Dataset listings of figures
— start —

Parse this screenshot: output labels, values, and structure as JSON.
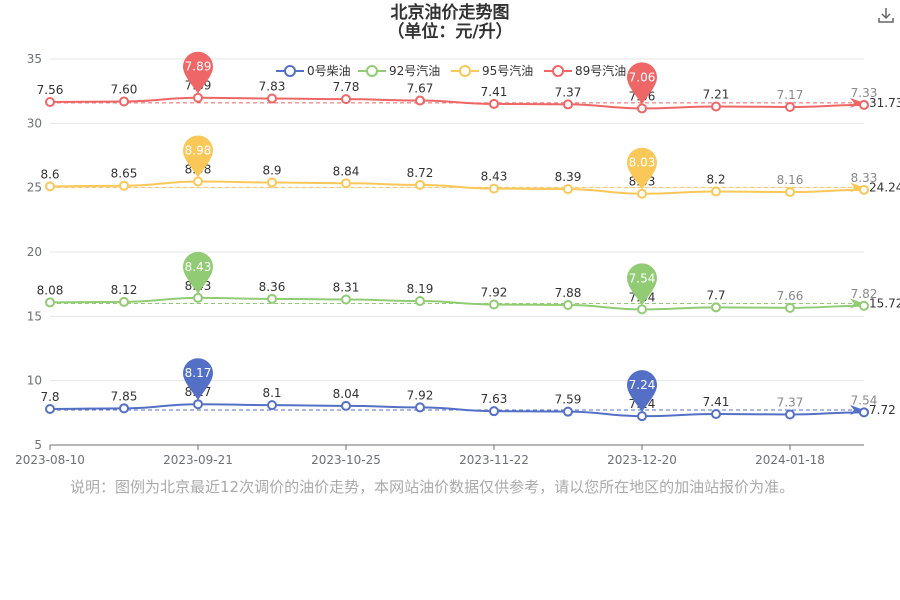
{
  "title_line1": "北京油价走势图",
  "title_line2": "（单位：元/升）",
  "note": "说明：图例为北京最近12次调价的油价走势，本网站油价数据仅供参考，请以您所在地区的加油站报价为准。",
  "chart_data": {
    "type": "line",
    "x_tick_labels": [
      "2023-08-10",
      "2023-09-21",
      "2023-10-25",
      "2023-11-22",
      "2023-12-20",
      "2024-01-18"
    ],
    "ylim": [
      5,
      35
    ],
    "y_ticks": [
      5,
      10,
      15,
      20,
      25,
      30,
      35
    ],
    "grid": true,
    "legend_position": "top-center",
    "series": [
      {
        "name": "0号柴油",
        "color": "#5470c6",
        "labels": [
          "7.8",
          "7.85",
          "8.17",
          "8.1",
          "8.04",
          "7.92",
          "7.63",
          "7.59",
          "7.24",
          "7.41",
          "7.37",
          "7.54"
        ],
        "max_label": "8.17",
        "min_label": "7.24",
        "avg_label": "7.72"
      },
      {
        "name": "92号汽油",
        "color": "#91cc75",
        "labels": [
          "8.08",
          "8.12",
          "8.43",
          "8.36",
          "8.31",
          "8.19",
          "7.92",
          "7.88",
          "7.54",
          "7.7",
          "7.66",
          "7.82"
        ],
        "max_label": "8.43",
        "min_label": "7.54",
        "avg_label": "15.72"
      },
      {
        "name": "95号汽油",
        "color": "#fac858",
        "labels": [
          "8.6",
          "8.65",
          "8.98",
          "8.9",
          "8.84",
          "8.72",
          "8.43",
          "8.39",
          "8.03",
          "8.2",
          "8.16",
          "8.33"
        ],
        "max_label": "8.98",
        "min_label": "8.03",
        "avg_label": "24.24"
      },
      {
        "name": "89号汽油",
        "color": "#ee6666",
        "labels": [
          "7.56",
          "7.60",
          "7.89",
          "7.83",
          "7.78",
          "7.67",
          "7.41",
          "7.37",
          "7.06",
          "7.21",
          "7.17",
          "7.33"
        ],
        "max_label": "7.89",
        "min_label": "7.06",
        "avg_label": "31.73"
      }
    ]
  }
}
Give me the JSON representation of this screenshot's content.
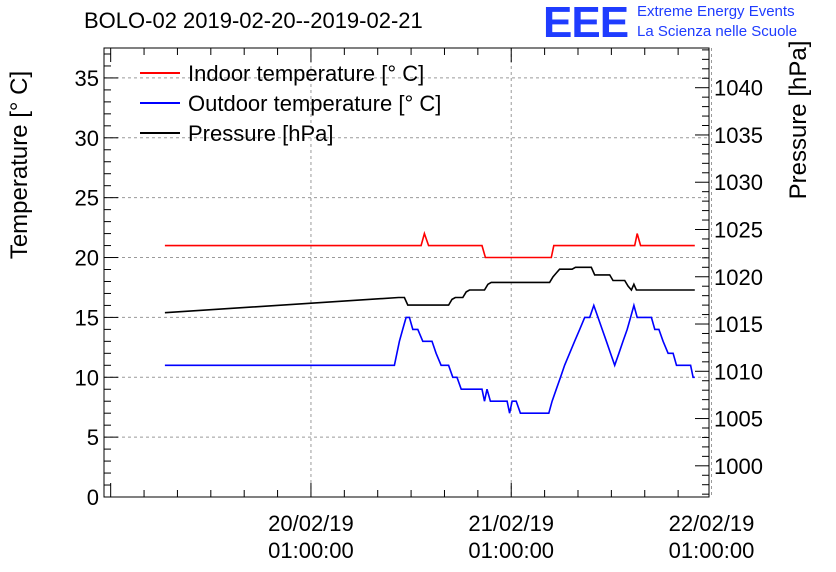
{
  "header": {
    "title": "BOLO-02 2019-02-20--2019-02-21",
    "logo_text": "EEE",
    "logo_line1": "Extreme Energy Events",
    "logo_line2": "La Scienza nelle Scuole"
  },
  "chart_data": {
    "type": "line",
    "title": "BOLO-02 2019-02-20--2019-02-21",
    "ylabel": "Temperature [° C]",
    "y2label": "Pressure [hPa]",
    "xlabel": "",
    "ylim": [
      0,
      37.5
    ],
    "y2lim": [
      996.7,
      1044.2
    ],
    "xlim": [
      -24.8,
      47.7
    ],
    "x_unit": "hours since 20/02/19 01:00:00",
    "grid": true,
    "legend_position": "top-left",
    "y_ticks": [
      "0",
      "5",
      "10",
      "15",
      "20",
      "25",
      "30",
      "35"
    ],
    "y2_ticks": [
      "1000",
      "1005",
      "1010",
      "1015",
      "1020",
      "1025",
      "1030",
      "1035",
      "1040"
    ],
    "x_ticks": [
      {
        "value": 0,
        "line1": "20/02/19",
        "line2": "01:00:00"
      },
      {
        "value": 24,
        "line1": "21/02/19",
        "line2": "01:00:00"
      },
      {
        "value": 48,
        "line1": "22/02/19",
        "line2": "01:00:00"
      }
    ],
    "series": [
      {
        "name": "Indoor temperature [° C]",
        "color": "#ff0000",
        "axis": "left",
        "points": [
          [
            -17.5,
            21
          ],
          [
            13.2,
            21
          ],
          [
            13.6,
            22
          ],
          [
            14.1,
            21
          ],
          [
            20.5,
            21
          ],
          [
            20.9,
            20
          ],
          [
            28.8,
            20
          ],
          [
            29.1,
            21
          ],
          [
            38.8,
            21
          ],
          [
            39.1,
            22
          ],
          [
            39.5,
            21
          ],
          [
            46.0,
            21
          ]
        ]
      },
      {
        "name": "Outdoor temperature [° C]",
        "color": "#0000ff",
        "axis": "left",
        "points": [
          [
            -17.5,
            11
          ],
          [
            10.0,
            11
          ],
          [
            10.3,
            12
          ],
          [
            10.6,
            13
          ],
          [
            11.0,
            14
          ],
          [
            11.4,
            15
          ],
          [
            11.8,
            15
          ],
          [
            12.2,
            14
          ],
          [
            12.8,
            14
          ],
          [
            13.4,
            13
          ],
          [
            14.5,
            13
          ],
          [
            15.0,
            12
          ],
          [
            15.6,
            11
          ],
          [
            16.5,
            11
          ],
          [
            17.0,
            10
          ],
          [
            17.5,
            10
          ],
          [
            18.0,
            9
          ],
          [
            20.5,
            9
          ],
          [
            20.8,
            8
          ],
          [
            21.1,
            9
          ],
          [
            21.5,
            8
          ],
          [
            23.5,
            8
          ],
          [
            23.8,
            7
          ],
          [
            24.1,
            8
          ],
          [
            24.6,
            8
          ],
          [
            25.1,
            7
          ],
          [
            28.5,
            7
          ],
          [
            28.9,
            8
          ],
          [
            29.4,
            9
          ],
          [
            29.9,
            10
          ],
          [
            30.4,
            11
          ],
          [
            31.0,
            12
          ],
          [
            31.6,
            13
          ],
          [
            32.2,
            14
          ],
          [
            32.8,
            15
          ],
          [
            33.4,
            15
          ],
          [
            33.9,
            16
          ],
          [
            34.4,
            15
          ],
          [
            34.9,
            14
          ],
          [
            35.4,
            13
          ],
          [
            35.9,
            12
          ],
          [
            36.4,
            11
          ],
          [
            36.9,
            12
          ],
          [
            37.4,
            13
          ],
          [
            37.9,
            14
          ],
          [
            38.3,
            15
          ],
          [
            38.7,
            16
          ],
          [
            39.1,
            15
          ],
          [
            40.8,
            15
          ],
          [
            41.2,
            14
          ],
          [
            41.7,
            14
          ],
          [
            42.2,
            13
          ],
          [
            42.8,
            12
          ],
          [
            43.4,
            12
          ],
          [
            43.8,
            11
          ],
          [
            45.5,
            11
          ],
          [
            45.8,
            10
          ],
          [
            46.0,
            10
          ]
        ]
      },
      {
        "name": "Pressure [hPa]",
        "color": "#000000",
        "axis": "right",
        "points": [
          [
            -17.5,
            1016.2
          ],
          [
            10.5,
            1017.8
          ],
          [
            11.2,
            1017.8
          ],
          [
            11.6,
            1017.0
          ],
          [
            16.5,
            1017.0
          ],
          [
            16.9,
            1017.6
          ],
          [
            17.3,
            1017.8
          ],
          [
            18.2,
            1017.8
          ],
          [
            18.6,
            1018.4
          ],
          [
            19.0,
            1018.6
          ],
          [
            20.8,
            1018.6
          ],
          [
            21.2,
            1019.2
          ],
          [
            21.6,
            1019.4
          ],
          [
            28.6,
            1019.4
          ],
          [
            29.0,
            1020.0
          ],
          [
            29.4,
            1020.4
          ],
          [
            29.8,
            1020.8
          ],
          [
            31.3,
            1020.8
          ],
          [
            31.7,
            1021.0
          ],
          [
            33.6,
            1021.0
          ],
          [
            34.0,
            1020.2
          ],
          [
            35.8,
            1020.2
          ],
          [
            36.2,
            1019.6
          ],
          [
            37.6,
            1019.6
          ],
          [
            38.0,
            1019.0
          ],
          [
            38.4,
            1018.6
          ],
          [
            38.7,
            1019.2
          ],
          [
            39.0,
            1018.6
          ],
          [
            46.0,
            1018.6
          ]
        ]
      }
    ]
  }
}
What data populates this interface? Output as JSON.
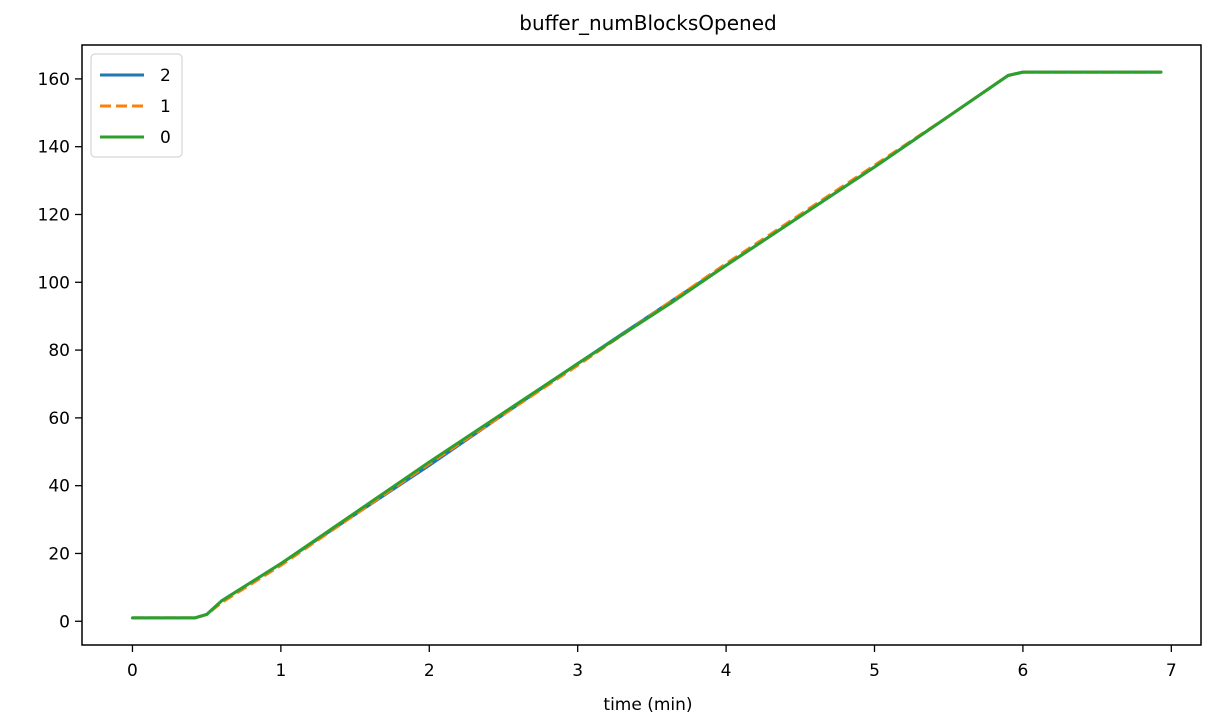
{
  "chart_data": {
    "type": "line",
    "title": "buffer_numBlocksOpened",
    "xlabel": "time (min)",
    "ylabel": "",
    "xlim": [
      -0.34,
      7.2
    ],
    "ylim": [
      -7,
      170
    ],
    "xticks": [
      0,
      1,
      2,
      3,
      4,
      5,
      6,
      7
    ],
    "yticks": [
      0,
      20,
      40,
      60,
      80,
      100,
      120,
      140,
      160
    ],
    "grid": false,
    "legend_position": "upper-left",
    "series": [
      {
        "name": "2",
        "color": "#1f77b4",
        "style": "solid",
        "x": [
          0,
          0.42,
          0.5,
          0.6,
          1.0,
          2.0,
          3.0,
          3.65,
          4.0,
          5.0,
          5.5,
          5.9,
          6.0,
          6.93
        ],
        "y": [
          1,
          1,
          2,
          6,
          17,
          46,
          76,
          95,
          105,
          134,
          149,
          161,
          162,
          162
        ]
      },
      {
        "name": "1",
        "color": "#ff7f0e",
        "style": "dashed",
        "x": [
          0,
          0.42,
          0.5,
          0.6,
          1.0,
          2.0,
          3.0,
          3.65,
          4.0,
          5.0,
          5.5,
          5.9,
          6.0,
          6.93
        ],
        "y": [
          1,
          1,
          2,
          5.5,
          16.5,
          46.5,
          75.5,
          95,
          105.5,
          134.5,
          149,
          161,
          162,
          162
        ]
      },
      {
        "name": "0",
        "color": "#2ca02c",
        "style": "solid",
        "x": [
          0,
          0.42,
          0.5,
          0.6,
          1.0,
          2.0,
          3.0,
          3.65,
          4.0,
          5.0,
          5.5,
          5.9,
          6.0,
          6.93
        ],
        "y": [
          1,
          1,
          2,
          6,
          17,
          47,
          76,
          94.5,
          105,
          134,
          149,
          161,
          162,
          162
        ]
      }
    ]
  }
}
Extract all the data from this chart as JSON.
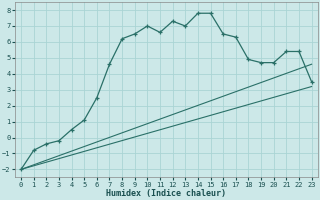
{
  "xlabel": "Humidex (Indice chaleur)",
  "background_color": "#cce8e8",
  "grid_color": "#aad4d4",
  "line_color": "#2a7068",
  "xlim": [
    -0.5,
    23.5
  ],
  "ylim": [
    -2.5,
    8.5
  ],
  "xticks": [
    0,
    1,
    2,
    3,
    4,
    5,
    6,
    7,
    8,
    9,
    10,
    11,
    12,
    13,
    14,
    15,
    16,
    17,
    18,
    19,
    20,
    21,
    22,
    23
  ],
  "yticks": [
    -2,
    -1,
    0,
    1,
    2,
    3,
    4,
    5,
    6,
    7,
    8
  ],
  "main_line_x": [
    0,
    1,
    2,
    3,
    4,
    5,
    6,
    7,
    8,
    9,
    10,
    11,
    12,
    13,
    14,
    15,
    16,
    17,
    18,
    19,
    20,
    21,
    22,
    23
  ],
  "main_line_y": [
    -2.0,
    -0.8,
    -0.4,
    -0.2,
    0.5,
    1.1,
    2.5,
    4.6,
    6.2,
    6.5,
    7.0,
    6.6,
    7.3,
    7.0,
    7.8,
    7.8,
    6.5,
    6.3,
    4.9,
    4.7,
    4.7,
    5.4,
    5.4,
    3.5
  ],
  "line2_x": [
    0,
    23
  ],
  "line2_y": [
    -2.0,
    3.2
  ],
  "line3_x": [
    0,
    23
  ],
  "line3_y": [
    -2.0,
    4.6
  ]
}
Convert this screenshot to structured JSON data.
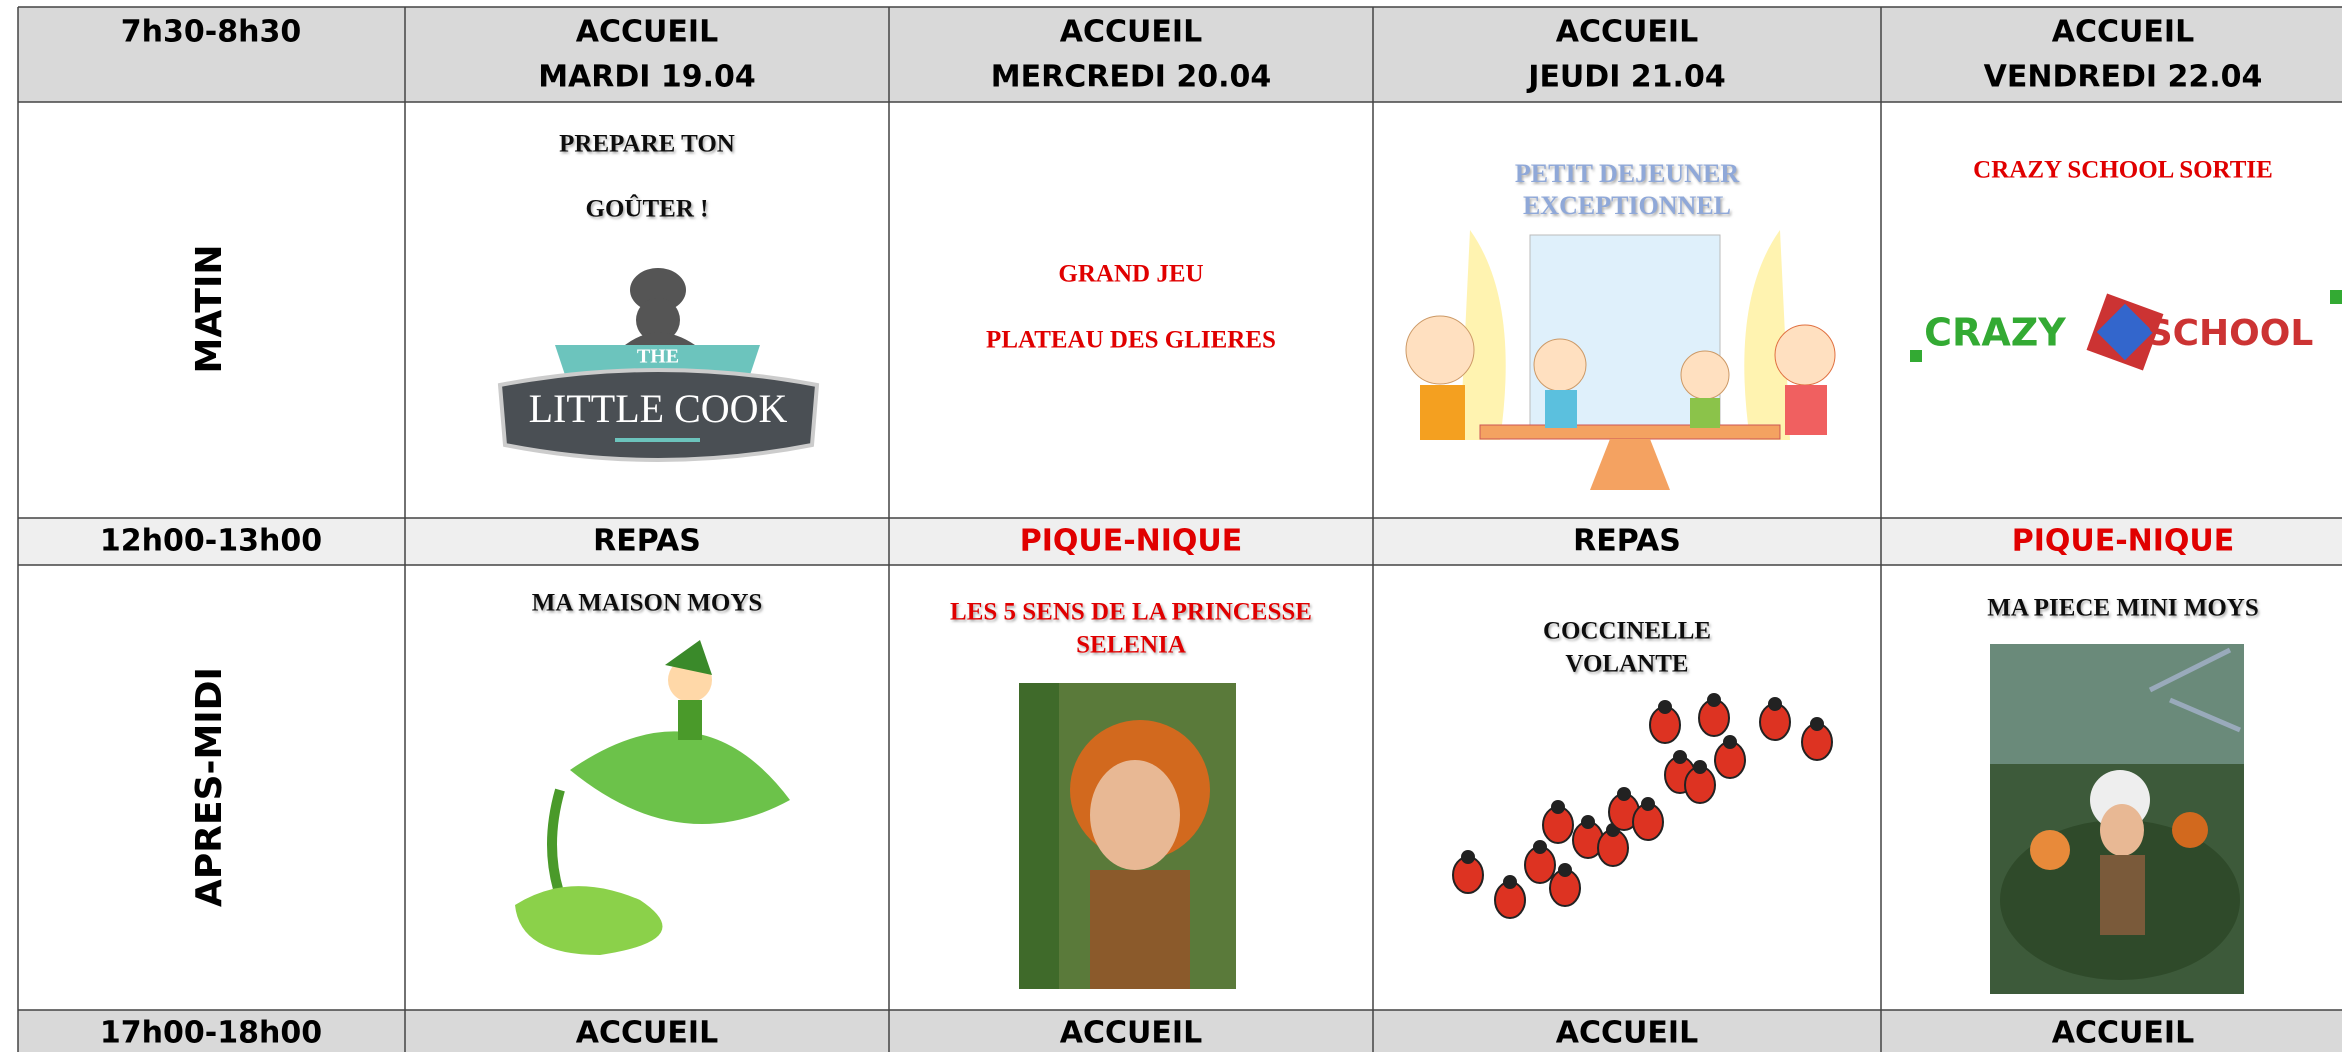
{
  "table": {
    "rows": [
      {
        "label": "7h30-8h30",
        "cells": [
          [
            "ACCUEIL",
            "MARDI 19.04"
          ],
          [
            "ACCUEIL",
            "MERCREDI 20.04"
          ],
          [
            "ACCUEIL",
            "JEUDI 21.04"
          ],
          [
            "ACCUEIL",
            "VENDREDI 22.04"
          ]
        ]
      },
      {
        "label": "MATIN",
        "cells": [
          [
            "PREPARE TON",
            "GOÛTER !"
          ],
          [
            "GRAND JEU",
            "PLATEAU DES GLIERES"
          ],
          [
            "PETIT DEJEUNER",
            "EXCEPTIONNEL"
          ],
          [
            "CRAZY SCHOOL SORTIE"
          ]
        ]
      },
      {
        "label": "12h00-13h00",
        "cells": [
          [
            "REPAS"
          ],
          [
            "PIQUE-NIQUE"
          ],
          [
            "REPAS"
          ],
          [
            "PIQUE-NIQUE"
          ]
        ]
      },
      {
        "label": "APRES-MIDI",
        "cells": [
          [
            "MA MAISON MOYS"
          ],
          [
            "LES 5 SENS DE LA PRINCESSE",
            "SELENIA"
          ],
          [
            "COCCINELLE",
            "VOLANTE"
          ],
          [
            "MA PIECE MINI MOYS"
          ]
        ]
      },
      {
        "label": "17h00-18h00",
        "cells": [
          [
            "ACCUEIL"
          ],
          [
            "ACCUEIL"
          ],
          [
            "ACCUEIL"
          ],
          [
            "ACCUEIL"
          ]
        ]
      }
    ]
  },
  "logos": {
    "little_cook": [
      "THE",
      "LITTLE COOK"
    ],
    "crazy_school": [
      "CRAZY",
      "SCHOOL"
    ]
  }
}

— end —

### WHAT TO WORK ON
Take every line above carrying "this" and return it.

### SOLVED PROBLEM
Parse this screenshot: output labels, values, and structure as JSON.
Give me the JSON representation of this screenshot's content.
What data populates this interface? Output as JSON.
Extract all the data from this chart as JSON.
Convert this screenshot to structured JSON data.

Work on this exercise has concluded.